**JOB:** Copy the lines that follow, keeping every character the same.

**Extracted records:**
:::::

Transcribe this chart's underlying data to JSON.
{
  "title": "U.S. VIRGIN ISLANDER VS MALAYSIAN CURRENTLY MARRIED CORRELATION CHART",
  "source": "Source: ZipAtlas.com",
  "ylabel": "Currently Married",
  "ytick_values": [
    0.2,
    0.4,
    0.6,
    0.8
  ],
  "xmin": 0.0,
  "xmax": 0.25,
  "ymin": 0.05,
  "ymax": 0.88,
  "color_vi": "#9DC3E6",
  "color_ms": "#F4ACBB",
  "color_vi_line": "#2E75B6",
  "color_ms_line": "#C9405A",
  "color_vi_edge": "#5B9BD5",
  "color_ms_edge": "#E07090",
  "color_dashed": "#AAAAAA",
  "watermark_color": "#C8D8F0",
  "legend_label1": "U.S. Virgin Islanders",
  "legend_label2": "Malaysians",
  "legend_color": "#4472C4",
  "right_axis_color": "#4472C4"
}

:::::

**TASK RESULT:**
Transcribe this chart's underlying data to JSON.
{
  "title": "U.S. VIRGIN ISLANDER VS MALAYSIAN CURRENTLY MARRIED CORRELATION CHART",
  "source": "Source: ZipAtlas.com",
  "ylabel": "Currently Married",
  "ytick_values": [
    0.2,
    0.4,
    0.6,
    0.8
  ],
  "xmin": 0.0,
  "xmax": 0.25,
  "ymin": 0.05,
  "ymax": 0.88,
  "color_vi": "#9DC3E6",
  "color_ms": "#F4ACBB",
  "color_vi_line": "#2E75B6",
  "color_ms_line": "#C9405A",
  "color_vi_edge": "#5B9BD5",
  "color_ms_edge": "#E07090",
  "color_dashed": "#AAAAAA",
  "watermark_color": "#C8D8F0",
  "legend_label1": "U.S. Virgin Islanders",
  "legend_label2": "Malaysians",
  "legend_color": "#4472C4",
  "right_axis_color": "#4472C4"
}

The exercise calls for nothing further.